> [Aim of the exercise]:
Copy out the listing that follows, exactly, without its pictures.

===== Provided data =====

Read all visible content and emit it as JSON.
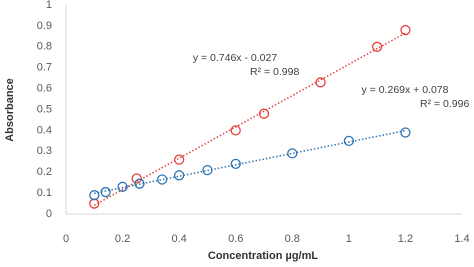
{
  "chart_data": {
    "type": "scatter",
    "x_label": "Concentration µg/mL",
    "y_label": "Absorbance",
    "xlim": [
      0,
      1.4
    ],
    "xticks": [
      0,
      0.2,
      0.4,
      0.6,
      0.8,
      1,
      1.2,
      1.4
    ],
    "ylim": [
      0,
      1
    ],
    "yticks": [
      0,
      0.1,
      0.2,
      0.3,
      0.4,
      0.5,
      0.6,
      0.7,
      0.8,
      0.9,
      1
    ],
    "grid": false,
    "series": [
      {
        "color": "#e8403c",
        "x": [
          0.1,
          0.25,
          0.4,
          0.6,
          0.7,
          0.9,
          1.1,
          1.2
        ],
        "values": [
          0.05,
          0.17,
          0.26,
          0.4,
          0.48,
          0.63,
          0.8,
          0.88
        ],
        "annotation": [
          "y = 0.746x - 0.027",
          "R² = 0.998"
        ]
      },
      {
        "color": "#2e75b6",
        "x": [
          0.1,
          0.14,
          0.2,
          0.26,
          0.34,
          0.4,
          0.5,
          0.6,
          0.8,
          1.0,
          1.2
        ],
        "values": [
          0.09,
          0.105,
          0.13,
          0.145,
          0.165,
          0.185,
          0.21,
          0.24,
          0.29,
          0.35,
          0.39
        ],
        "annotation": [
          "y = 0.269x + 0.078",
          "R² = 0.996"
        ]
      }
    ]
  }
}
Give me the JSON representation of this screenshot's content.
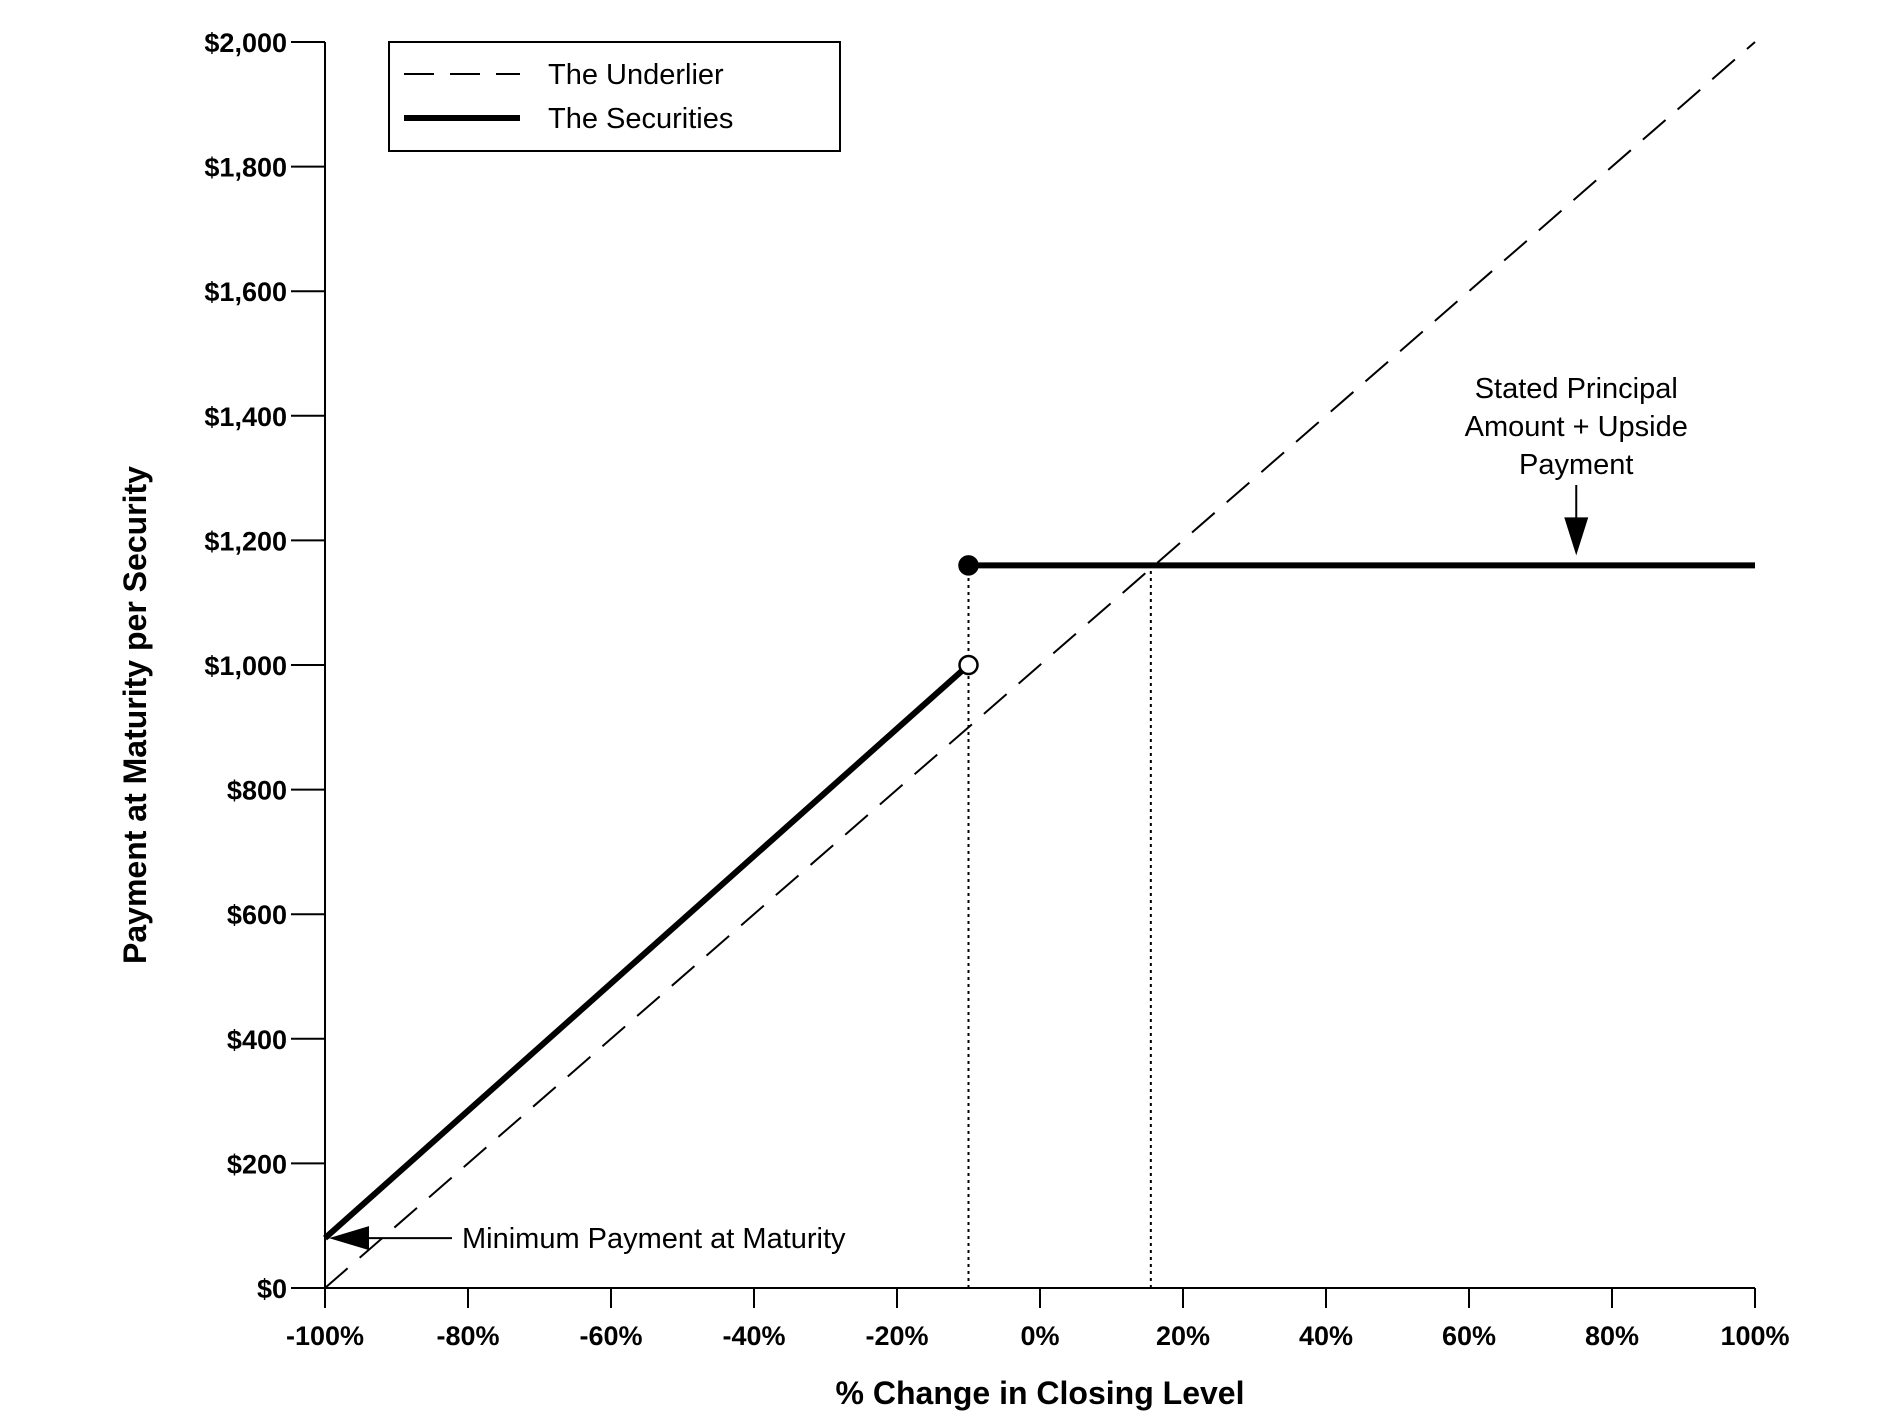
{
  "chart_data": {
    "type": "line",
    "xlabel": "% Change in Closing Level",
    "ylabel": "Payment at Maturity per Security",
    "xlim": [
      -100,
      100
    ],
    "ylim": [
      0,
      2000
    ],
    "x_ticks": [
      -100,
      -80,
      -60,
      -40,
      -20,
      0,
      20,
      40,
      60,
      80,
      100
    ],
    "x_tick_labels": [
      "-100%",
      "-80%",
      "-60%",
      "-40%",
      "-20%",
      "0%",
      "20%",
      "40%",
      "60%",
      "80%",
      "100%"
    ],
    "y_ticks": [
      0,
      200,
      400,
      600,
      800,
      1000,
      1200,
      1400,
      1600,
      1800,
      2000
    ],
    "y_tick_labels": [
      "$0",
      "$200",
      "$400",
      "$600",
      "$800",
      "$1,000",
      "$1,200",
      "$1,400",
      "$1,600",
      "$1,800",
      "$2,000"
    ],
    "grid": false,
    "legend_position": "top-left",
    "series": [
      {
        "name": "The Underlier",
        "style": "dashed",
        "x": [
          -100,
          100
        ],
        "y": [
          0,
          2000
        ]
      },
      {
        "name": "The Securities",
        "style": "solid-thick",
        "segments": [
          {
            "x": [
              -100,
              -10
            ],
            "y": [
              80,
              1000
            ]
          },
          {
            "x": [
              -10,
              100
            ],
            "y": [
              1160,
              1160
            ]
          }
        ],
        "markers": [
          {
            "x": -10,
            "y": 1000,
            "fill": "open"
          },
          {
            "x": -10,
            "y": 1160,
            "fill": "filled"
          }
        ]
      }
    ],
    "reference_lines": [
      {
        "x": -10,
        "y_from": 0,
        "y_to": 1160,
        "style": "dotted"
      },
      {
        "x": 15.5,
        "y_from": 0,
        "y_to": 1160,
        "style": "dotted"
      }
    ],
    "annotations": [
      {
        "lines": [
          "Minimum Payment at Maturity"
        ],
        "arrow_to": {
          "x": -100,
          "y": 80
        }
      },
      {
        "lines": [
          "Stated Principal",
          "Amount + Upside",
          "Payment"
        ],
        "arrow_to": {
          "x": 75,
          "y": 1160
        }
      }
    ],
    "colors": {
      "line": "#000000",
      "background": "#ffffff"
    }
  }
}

=====

> [Task response]:
Read all visible content and emit it as JSON.
{
  "chart_data": {
    "type": "scatter",
    "x_label": "Concentration µg/mL",
    "y_label": "Absorbance",
    "xlim": [
      0,
      1.4
    ],
    "xticks": [
      0,
      0.2,
      0.4,
      0.6,
      0.8,
      1,
      1.2,
      1.4
    ],
    "ylim": [
      0,
      1
    ],
    "yticks": [
      0,
      0.1,
      0.2,
      0.3,
      0.4,
      0.5,
      0.6,
      0.7,
      0.8,
      0.9,
      1
    ],
    "grid": false,
    "series": [
      {
        "color": "#e8403c",
        "x": [
          0.1,
          0.25,
          0.4,
          0.6,
          0.7,
          0.9,
          1.1,
          1.2
        ],
        "values": [
          0.05,
          0.17,
          0.26,
          0.4,
          0.48,
          0.63,
          0.8,
          0.88
        ],
        "annotation": [
          "y = 0.746x - 0.027",
          "R² = 0.998"
        ]
      },
      {
        "color": "#2e75b6",
        "x": [
          0.1,
          0.14,
          0.2,
          0.26,
          0.34,
          0.4,
          0.5,
          0.6,
          0.8,
          1.0,
          1.2
        ],
        "values": [
          0.09,
          0.105,
          0.13,
          0.145,
          0.165,
          0.185,
          0.21,
          0.24,
          0.29,
          0.35,
          0.39
        ],
        "annotation": [
          "y = 0.269x + 0.078",
          "R² = 0.996"
        ]
      }
    ]
  }
}
Give me the JSON representation of this screenshot's content.
{
  "chart_data": {
    "type": "line",
    "xlabel": "% Change in Closing Level",
    "ylabel": "Payment at Maturity per Security",
    "xlim": [
      -100,
      100
    ],
    "ylim": [
      0,
      2000
    ],
    "x_ticks": [
      -100,
      -80,
      -60,
      -40,
      -20,
      0,
      20,
      40,
      60,
      80,
      100
    ],
    "x_tick_labels": [
      "-100%",
      "-80%",
      "-60%",
      "-40%",
      "-20%",
      "0%",
      "20%",
      "40%",
      "60%",
      "80%",
      "100%"
    ],
    "y_ticks": [
      0,
      200,
      400,
      600,
      800,
      1000,
      1200,
      1400,
      1600,
      1800,
      2000
    ],
    "y_tick_labels": [
      "$0",
      "$200",
      "$400",
      "$600",
      "$800",
      "$1,000",
      "$1,200",
      "$1,400",
      "$1,600",
      "$1,800",
      "$2,000"
    ],
    "grid": false,
    "legend_position": "top-left",
    "series": [
      {
        "name": "The Underlier",
        "style": "dashed",
        "x": [
          -100,
          100
        ],
        "y": [
          0,
          2000
        ]
      },
      {
        "name": "The Securities",
        "style": "solid-thick",
        "segments": [
          {
            "x": [
              -100,
              -10
            ],
            "y": [
              80,
              1000
            ]
          },
          {
            "x": [
              -10,
              100
            ],
            "y": [
              1160,
              1160
            ]
          }
        ],
        "markers": [
          {
            "x": -10,
            "y": 1000,
            "fill": "open"
          },
          {
            "x": -10,
            "y": 1160,
            "fill": "filled"
          }
        ]
      }
    ],
    "reference_lines": [
      {
        "x": -10,
        "y_from": 0,
        "y_to": 1160,
        "style": "dotted"
      },
      {
        "x": 15.5,
        "y_from": 0,
        "y_to": 1160,
        "style": "dotted"
      }
    ],
    "annotations": [
      {
        "lines": [
          "Minimum Payment at Maturity"
        ],
        "arrow_to": {
          "x": -100,
          "y": 80
        }
      },
      {
        "lines": [
          "Stated Principal",
          "Amount + Upside",
          "Payment"
        ],
        "arrow_to": {
          "x": 75,
          "y": 1160
        }
      }
    ],
    "colors": {
      "line": "#000000",
      "background": "#ffffff"
    }
  }
}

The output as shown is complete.